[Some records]
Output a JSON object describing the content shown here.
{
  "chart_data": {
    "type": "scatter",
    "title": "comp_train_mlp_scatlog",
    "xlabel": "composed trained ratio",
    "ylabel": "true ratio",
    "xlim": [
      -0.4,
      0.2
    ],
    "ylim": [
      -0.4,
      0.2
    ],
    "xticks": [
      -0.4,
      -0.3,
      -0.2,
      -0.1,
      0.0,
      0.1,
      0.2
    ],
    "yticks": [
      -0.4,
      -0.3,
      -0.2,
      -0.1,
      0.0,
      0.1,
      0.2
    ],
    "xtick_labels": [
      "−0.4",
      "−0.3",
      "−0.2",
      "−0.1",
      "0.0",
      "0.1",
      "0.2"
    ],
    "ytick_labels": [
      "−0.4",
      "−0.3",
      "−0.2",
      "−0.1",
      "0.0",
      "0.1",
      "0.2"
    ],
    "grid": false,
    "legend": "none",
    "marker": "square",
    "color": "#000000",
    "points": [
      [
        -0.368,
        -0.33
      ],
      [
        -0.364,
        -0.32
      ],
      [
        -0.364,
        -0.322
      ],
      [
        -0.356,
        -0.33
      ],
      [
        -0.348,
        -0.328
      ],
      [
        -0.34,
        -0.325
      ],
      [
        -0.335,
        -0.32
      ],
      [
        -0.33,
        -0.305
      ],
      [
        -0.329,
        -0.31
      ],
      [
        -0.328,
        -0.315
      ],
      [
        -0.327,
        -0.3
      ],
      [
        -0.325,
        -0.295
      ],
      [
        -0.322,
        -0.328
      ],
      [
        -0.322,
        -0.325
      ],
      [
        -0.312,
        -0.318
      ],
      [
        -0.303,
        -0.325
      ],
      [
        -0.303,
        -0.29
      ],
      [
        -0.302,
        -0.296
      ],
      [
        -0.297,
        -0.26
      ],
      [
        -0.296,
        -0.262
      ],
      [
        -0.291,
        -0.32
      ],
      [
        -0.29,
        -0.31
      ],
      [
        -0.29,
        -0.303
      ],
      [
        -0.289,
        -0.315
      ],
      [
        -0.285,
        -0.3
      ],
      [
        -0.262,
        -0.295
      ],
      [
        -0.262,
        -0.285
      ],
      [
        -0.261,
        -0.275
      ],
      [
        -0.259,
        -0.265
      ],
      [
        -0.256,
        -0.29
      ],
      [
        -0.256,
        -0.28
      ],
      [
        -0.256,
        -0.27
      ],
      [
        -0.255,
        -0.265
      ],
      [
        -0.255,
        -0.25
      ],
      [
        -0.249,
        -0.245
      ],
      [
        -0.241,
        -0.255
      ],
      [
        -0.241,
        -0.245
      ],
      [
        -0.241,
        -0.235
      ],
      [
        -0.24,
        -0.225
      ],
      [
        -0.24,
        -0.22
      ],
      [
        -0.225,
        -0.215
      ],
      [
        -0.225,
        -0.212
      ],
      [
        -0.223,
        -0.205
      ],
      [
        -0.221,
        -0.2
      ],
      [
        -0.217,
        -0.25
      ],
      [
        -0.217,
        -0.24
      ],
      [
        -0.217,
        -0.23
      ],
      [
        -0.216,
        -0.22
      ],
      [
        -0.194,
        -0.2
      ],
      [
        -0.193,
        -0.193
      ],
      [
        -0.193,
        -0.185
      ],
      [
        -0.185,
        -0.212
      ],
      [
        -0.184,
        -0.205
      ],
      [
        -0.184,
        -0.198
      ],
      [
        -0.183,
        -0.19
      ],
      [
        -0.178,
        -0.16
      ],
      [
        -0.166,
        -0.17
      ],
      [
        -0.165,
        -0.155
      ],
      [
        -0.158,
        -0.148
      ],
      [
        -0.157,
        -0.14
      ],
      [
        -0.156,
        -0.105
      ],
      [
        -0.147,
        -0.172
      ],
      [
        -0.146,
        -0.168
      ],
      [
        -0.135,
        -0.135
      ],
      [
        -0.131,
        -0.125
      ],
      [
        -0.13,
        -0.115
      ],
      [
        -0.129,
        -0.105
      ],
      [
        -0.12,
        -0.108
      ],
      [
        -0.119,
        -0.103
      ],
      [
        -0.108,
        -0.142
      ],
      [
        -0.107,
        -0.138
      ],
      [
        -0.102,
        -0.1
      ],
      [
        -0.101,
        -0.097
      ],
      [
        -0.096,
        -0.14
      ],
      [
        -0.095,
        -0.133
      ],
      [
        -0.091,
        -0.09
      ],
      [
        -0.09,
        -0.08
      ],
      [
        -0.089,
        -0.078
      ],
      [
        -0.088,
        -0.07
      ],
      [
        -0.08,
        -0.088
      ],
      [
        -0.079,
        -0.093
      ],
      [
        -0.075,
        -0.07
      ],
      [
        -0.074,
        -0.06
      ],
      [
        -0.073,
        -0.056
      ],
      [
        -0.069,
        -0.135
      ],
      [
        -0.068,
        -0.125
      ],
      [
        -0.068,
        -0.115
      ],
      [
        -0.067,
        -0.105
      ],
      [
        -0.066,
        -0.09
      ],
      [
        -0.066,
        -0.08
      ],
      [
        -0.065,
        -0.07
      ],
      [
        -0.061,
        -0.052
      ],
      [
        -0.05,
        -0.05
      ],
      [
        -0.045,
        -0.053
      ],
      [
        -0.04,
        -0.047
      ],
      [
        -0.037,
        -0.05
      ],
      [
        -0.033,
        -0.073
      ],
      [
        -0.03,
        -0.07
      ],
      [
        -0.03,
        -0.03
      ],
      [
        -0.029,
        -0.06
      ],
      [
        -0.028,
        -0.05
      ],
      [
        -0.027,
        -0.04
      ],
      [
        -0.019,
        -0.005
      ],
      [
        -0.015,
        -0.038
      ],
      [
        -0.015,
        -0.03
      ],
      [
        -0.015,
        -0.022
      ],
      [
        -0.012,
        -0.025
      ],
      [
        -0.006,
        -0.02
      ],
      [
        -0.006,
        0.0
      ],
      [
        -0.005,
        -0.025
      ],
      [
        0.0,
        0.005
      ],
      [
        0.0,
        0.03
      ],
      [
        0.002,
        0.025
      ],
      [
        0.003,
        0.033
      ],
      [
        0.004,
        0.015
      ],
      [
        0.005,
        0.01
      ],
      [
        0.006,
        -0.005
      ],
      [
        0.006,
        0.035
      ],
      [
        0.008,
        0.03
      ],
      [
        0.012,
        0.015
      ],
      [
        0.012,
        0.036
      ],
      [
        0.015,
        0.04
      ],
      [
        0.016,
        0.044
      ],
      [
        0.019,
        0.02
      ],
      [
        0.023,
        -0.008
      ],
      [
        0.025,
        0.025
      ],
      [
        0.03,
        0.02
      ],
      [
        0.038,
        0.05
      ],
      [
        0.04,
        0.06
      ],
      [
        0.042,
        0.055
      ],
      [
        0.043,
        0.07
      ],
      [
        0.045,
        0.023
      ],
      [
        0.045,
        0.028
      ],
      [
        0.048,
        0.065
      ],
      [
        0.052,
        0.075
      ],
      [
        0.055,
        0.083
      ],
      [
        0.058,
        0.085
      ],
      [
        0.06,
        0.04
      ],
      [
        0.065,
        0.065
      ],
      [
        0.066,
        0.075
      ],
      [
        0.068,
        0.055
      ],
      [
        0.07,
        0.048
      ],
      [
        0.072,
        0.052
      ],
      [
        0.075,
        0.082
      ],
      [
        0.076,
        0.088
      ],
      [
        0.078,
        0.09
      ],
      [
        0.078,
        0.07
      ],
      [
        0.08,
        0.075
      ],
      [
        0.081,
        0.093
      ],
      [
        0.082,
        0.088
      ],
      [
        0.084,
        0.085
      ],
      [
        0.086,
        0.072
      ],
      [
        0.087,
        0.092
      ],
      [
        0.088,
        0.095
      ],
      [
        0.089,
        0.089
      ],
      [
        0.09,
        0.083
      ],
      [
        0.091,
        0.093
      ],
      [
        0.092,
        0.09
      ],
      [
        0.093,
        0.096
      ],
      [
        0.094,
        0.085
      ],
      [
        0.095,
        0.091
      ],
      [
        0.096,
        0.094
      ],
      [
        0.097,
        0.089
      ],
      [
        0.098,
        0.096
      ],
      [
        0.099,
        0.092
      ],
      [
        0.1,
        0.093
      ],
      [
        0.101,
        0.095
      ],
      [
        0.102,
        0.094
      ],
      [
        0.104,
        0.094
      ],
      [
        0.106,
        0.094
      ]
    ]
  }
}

■ **Short problem**
Work through the listing above and report how many lines include the string "ratio", with no other text.

■ **Result of this task**
2